The problem: Using the material below, copy every line where "name" appears.

Figure dataset records:
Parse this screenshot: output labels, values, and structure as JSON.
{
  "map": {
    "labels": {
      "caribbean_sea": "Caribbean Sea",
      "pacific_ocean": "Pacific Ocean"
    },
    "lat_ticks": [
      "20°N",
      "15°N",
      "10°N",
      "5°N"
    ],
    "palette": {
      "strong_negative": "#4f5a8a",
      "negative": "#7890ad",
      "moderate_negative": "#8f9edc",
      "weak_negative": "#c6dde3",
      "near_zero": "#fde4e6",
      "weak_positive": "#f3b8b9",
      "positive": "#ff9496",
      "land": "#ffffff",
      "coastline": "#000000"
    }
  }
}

==

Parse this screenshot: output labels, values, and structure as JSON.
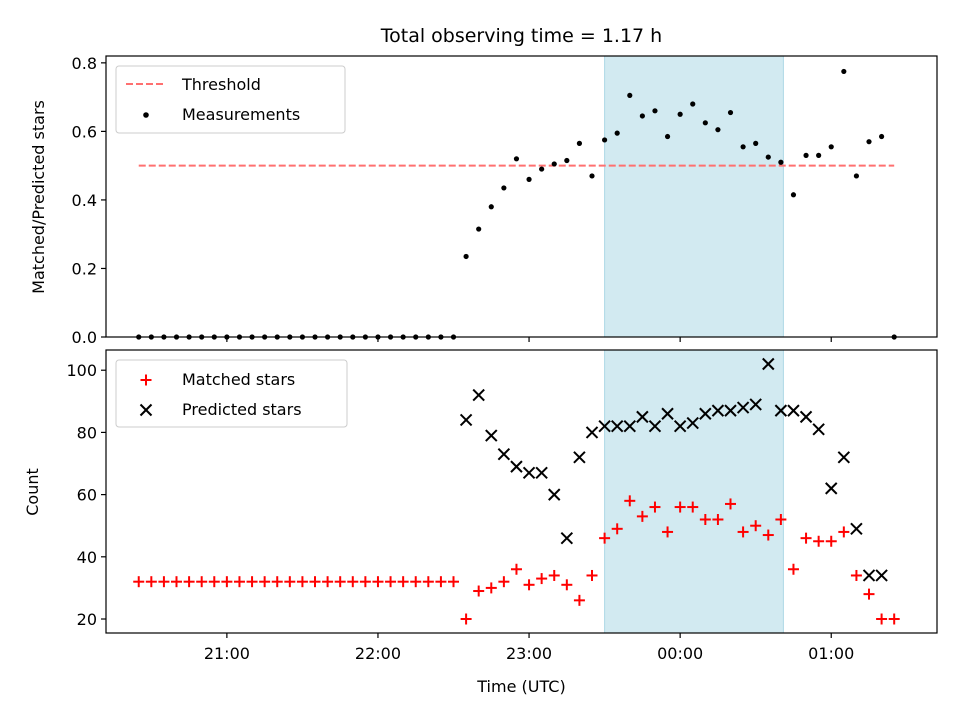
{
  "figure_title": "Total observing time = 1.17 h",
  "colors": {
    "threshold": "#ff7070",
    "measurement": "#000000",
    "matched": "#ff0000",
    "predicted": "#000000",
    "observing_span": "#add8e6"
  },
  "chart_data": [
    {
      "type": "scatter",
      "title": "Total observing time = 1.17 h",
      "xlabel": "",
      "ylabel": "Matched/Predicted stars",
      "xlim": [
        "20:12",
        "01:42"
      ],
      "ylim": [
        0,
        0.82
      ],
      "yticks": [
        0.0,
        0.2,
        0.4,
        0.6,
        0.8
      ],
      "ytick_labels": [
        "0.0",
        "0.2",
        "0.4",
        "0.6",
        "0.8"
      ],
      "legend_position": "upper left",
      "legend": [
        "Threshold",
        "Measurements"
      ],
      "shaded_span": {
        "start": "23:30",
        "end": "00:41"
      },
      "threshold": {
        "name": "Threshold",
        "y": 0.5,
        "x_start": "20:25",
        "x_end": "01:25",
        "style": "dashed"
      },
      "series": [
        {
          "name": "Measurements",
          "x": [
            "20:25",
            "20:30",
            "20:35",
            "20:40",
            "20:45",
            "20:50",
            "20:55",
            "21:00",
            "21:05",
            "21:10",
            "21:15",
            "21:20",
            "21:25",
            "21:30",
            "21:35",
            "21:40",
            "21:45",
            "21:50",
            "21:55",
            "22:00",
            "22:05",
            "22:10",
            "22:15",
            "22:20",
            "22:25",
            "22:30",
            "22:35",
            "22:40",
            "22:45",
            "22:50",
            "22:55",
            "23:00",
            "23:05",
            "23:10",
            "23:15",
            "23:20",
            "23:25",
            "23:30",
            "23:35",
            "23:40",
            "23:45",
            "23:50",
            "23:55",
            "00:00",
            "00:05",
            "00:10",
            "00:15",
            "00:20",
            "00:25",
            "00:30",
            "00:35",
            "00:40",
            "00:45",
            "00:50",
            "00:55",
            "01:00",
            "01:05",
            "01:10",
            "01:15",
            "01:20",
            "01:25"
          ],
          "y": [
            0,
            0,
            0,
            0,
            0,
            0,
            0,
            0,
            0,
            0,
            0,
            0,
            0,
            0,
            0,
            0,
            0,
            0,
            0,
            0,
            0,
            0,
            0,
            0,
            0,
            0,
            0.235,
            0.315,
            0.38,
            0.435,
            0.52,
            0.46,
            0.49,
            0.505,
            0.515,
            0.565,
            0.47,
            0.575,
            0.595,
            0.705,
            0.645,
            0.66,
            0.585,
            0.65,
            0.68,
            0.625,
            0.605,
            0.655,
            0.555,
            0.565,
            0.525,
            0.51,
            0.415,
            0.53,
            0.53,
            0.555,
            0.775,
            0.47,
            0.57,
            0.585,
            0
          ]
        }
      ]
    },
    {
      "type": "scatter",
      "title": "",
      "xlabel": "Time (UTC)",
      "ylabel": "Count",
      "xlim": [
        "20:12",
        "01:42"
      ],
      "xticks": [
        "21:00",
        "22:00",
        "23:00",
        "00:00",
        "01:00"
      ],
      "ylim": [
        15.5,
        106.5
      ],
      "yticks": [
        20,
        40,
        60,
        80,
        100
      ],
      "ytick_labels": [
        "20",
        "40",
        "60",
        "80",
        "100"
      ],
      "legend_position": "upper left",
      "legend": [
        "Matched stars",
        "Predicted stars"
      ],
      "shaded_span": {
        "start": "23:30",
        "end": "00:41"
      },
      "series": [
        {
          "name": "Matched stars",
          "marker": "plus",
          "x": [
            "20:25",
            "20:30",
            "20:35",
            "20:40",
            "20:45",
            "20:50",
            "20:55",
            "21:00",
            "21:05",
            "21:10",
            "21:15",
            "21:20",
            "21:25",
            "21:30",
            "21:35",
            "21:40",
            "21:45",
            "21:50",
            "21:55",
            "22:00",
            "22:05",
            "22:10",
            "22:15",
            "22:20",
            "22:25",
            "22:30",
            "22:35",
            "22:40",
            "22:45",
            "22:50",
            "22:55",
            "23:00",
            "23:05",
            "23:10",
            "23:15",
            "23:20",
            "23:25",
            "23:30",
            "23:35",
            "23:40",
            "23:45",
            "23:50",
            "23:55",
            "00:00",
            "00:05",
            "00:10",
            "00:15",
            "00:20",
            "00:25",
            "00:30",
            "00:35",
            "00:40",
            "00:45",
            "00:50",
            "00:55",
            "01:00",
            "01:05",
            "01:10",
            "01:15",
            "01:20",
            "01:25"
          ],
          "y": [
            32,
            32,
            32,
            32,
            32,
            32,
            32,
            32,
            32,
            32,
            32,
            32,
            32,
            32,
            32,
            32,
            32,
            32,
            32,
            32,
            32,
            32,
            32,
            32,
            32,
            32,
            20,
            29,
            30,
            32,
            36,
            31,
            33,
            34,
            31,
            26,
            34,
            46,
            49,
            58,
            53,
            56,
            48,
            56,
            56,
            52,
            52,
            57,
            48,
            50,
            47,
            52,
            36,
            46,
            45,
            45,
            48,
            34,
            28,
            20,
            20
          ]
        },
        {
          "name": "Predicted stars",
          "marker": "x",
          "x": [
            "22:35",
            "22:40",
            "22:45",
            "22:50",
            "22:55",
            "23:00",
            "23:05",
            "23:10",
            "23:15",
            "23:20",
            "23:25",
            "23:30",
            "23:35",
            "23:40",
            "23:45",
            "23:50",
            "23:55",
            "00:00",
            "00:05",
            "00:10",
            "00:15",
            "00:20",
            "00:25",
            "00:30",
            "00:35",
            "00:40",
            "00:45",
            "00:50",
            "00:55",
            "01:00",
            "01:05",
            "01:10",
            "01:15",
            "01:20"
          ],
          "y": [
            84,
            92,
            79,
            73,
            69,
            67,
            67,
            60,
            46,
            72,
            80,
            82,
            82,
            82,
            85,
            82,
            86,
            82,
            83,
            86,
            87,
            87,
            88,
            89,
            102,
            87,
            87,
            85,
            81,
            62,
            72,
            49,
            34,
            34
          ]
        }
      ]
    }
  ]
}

Finished exercise:
        "name": "Threshold",
          "name": "Measurements",
          "name": "Matched stars",
          "name": "Predicted stars",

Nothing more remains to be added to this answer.